PROVIDED ENTRIES below:

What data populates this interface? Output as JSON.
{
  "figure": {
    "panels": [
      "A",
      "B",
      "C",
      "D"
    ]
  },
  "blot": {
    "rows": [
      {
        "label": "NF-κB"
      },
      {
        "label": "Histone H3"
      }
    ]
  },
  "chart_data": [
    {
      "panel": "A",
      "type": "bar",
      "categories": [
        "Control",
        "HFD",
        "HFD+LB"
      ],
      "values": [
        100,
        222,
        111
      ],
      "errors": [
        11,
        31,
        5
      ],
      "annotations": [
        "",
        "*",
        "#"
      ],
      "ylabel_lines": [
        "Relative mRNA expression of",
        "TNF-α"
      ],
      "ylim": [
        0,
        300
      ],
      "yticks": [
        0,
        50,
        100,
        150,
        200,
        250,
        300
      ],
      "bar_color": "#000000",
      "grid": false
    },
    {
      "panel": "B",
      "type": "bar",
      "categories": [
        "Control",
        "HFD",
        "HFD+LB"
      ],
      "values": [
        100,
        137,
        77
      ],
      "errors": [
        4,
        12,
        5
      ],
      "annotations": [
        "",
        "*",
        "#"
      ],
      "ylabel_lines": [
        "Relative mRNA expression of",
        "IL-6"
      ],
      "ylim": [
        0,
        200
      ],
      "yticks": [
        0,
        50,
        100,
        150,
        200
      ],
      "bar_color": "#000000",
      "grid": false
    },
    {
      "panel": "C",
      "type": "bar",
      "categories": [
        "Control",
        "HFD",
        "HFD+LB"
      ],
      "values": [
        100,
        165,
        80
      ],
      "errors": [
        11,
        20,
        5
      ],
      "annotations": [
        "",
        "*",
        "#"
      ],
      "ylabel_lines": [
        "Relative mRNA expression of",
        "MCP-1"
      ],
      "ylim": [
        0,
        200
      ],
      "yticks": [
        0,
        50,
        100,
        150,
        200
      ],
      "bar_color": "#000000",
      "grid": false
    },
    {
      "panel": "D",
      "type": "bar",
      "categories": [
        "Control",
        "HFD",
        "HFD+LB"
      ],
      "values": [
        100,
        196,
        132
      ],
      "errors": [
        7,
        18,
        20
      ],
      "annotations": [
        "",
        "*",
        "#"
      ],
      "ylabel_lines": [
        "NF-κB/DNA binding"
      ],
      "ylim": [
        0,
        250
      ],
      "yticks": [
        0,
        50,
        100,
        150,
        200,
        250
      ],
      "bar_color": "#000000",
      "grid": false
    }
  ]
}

End of PROVIDED ENTRIES.

## ABOUT THIS TASK
The whole listing above must be copied exactly.

## FINAL ANSWER
What data populates this interface? Output as JSON.
{
  "figure": {
    "panels": [
      "A",
      "B",
      "C",
      "D"
    ]
  },
  "blot": {
    "rows": [
      {
        "label": "NF-κB"
      },
      {
        "label": "Histone H3"
      }
    ]
  },
  "chart_data": [
    {
      "panel": "A",
      "type": "bar",
      "categories": [
        "Control",
        "HFD",
        "HFD+LB"
      ],
      "values": [
        100,
        222,
        111
      ],
      "errors": [
        11,
        31,
        5
      ],
      "annotations": [
        "",
        "*",
        "#"
      ],
      "ylabel_lines": [
        "Relative mRNA expression of",
        "TNF-α"
      ],
      "ylim": [
        0,
        300
      ],
      "yticks": [
        0,
        50,
        100,
        150,
        200,
        250,
        300
      ],
      "bar_color": "#000000",
      "grid": false
    },
    {
      "panel": "B",
      "type": "bar",
      "categories": [
        "Control",
        "HFD",
        "HFD+LB"
      ],
      "values": [
        100,
        137,
        77
      ],
      "errors": [
        4,
        12,
        5
      ],
      "annotations": [
        "",
        "*",
        "#"
      ],
      "ylabel_lines": [
        "Relative mRNA expression of",
        "IL-6"
      ],
      "ylim": [
        0,
        200
      ],
      "yticks": [
        0,
        50,
        100,
        150,
        200
      ],
      "bar_color": "#000000",
      "grid": false
    },
    {
      "panel": "C",
      "type": "bar",
      "categories": [
        "Control",
        "HFD",
        "HFD+LB"
      ],
      "values": [
        100,
        165,
        80
      ],
      "errors": [
        11,
        20,
        5
      ],
      "annotations": [
        "",
        "*",
        "#"
      ],
      "ylabel_lines": [
        "Relative mRNA expression of",
        "MCP-1"
      ],
      "ylim": [
        0,
        200
      ],
      "yticks": [
        0,
        50,
        100,
        150,
        200
      ],
      "bar_color": "#000000",
      "grid": false
    },
    {
      "panel": "D",
      "type": "bar",
      "categories": [
        "Control",
        "HFD",
        "HFD+LB"
      ],
      "values": [
        100,
        196,
        132
      ],
      "errors": [
        7,
        18,
        20
      ],
      "annotations": [
        "",
        "*",
        "#"
      ],
      "ylabel_lines": [
        "NF-κB/DNA binding"
      ],
      "ylim": [
        0,
        250
      ],
      "yticks": [
        0,
        50,
        100,
        150,
        200,
        250
      ],
      "bar_color": "#000000",
      "grid": false
    }
  ]
}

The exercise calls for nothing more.